■ PROVIDED PASSAGE:
#####
Update API.md

marcobambini · web-flow · commit bf0bf46569aa · 2025-09-11T08:54:23.000+02:00
diff --git a/API.md b/API.md
@@ -79,28 +79,99 @@ SELECT llm_model_free();
 
 ---
 
-## `llm_context_create(options TEXT)`
+## `llm_context_create(context_settings TEXT)`
+
+**Parameters:** context_settings: comma-separated key=value pairs (see [context settings](#context settings)).
 
 **Returns:** `NULL`
 
 **Description:**
 Creates a new inference context with comma separated key=value configuration.
 
-Context must explicitly created before performing any AI operation!
+**Context must explicitly created before performing any AI operation!**
+
+## context_settings
+The following keys are available in context_settings:
+
+### General
+
+| Key                     | Type     | Meaning                                                          |
+| ------------------------| -------- | ---------------------------------------------------------------- |
+| `generate_embedding`    | `1 or 0`                                   | Force the model to generate embeddings.            |
+| `normalize_embedding`   | `1 or 0`                                   | Force normalization during embedding generation (default to 1).  |
+| `json_output`           | `1 or 0`                                   | Force JSON output in embedding generation (default to 0). |
+| `max_tokens`            | `number`                                   | Set a maximum number of tokens in input. If input is too large then an error is returned. |
+| `n_predict`             | `number`                                   | Control the maximum number of tokens generated during text generation.                    |
+| `embedding_type`        | `FLOAT32, FLOAT16, BFLOAT16, UINT8, INT8`  | Set the model native type, mandatory during embedding generation.                   |
+
+### Core sizing & threading
+
+| Key                      | Type     | Meaning                                                          |
+| ------------------------ | -------- | ---------------------------------------------------------------- |
+| `context_size`           | `number` | Equivalent to n_ctx = N and n_batch = N.                         |
+| `n_ctx`                  | `number` | Text context length (tokens). `0` = from model.                  |
+| `n_batch`                | `number` | **Logical** max batch size submitted to `llama_decode`.          |
+| `n_ubatch`               | `number` | **Physical** max micro-batch size.                               |
+| `n_seq_max`              | `number` | Max concurrent sequences (parallel states for recurrent models). |
+| `n_threads`              | `number` | Threads for generation.                                          |
+| `n_threads_batch`        | `number` | Threads for batch processing.                                    |
+
+### Attention, pooling & flash-attention
+
+| Key               | Type                         | Meaning                                           |
+| ----------------- | ---------------------------- | ------------------------------------------------- |
+| `pooling_type`    | `none, unspecified, mean, cls, last or rank`    | How to aggregate token embeddings (e.g., `mean`). |
+| `attention_type`  | `unspecified, causal, non_causal`  | Attention algorithm for embeddings.               |
+| `flash_attn_type` | `auto, disabled, enabled` | Controls when/if Flash-Attention is used.         |
+
+### RoPE & YaRN (positional scaling)
#####
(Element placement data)
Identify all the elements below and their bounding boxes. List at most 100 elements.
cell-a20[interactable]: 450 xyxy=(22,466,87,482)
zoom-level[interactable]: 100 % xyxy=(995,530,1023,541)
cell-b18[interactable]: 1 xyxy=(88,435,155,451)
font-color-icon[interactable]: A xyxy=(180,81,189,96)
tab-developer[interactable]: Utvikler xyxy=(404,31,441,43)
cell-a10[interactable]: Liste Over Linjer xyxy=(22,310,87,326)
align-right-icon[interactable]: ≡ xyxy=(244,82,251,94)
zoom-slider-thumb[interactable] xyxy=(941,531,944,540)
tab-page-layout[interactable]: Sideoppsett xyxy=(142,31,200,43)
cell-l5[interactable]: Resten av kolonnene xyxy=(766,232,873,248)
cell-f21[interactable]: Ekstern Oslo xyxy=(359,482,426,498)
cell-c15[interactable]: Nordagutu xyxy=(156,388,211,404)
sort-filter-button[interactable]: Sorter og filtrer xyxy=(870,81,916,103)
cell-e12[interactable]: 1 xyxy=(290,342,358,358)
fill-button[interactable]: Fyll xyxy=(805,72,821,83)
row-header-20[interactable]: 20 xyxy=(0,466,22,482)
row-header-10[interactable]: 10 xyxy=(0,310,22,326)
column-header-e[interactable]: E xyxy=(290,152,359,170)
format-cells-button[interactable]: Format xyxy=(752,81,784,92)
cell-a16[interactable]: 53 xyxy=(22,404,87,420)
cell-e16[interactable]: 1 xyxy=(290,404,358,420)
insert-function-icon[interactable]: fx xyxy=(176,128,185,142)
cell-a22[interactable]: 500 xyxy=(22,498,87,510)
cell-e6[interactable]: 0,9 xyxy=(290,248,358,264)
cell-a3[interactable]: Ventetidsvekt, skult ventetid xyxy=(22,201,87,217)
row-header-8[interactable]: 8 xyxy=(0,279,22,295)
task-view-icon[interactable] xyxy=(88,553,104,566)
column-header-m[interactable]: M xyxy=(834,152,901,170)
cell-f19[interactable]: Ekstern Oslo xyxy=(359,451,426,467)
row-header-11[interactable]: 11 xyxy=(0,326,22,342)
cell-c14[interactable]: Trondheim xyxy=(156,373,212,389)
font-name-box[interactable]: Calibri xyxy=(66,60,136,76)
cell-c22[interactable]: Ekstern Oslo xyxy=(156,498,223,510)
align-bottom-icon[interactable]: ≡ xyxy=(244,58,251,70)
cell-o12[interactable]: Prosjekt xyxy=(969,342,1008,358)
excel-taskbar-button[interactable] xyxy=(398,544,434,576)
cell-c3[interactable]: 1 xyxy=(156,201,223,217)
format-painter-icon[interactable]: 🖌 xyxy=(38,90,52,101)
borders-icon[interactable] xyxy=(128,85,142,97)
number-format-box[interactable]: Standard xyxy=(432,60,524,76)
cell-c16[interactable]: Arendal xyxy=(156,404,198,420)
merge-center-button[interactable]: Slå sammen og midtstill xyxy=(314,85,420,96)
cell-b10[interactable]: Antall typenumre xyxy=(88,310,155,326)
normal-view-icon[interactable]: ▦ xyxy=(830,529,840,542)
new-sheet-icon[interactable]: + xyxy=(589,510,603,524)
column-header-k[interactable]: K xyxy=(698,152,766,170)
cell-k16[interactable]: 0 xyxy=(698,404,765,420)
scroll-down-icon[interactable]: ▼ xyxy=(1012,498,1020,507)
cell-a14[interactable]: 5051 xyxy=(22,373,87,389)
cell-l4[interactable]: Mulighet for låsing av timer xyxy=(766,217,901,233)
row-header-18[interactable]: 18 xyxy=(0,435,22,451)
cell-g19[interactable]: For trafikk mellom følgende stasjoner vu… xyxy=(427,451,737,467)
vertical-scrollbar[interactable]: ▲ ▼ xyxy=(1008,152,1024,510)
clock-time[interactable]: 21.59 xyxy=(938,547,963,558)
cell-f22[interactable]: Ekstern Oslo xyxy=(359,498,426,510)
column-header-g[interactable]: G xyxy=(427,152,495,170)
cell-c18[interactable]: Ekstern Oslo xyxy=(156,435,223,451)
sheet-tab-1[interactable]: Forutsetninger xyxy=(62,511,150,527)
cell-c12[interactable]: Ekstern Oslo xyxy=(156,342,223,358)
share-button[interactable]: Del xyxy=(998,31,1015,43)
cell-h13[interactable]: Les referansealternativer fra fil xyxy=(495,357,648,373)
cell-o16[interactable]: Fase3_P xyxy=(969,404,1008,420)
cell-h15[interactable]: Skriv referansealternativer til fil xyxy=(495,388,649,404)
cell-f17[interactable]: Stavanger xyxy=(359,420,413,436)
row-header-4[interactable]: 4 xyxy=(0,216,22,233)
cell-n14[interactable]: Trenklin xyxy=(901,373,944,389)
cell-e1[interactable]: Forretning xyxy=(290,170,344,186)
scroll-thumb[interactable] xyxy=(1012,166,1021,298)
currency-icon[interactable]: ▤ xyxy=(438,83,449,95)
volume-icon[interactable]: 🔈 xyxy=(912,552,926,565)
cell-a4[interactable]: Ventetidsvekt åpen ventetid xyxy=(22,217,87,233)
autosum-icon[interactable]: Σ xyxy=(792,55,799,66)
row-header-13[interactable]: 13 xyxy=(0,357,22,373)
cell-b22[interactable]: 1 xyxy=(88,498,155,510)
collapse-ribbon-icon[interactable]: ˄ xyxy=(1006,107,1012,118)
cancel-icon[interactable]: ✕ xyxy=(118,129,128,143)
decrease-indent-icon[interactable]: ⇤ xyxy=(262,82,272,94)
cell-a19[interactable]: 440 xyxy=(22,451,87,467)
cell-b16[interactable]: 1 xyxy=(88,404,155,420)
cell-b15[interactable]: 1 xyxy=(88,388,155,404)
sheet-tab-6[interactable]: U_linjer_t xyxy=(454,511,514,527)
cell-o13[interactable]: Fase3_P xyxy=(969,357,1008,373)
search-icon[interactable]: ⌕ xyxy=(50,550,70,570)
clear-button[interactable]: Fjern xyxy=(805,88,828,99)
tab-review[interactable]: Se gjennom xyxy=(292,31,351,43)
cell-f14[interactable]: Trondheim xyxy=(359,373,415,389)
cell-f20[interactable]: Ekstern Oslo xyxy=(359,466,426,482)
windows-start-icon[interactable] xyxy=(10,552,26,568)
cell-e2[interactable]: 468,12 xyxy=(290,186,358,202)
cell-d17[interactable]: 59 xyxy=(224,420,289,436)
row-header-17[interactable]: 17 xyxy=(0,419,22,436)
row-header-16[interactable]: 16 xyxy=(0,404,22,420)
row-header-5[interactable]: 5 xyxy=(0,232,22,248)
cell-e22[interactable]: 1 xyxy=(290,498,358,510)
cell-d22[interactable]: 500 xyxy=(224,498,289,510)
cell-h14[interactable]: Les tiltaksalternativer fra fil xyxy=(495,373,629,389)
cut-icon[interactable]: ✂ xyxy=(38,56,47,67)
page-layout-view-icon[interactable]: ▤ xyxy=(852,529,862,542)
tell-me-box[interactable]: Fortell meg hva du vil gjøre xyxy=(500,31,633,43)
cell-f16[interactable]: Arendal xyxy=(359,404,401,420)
#####
■ INSTRUCTIONS TO FOLLOW: List every key given in the "General" table of the API documentation change. Answer from the API documentation change alone.

■ FINISHED EXERCISE:
- `generate_embedding`
- `normalize_embedding`
- `json_output`
- `max_tokens`
- `n_predict`
- `embedding_type`